Excerpts from a figure dataset

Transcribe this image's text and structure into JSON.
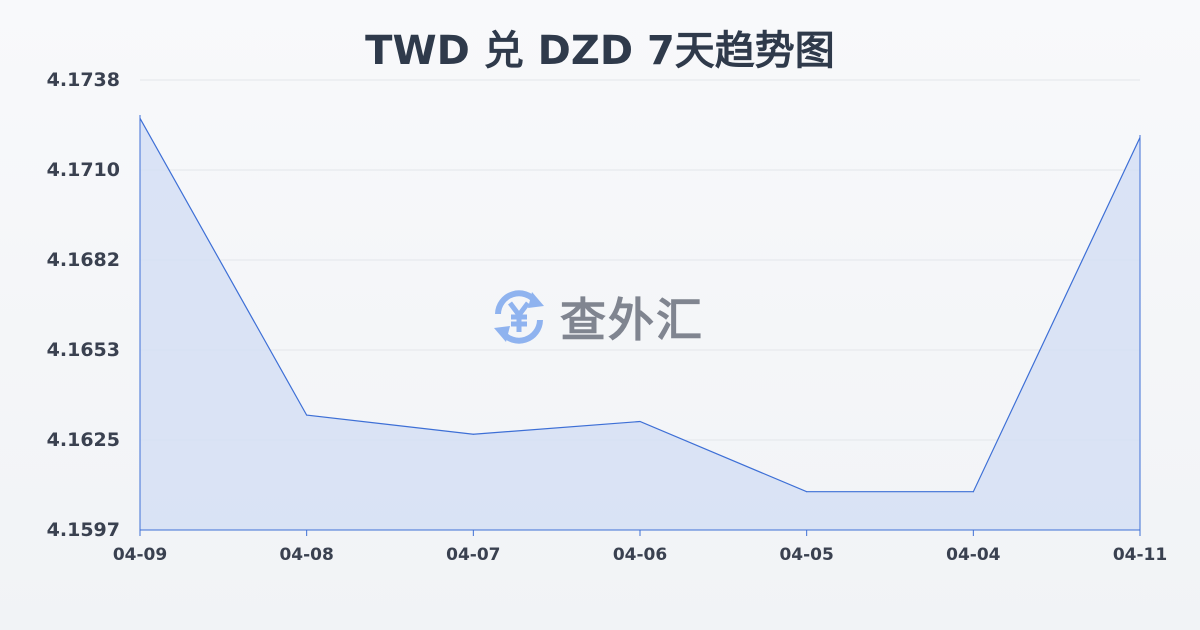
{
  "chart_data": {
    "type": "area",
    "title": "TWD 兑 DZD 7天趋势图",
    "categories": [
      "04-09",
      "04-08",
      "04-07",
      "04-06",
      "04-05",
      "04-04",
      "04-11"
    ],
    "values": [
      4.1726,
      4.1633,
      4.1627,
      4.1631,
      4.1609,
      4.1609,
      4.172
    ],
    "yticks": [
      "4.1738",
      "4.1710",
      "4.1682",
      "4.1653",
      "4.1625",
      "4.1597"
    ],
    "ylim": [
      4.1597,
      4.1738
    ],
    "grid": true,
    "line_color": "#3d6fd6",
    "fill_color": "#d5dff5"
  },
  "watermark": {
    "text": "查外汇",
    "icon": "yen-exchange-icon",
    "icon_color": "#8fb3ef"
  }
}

» Written task:
Every entry above needs to be retyped exactly; drop the pictures.

» Solution for this problem:
Transcribe this image's text and structure into JSON.
{
  "chart_data": {
    "type": "area",
    "title": "TWD 兑 DZD 7天趋势图",
    "categories": [
      "04-09",
      "04-08",
      "04-07",
      "04-06",
      "04-05",
      "04-04",
      "04-11"
    ],
    "values": [
      4.1726,
      4.1633,
      4.1627,
      4.1631,
      4.1609,
      4.1609,
      4.172
    ],
    "yticks": [
      "4.1738",
      "4.1710",
      "4.1682",
      "4.1653",
      "4.1625",
      "4.1597"
    ],
    "ylim": [
      4.1597,
      4.1738
    ],
    "grid": true,
    "line_color": "#3d6fd6",
    "fill_color": "#d5dff5"
  },
  "watermark": {
    "text": "查外汇",
    "icon": "yen-exchange-icon",
    "icon_color": "#8fb3ef"
  }
}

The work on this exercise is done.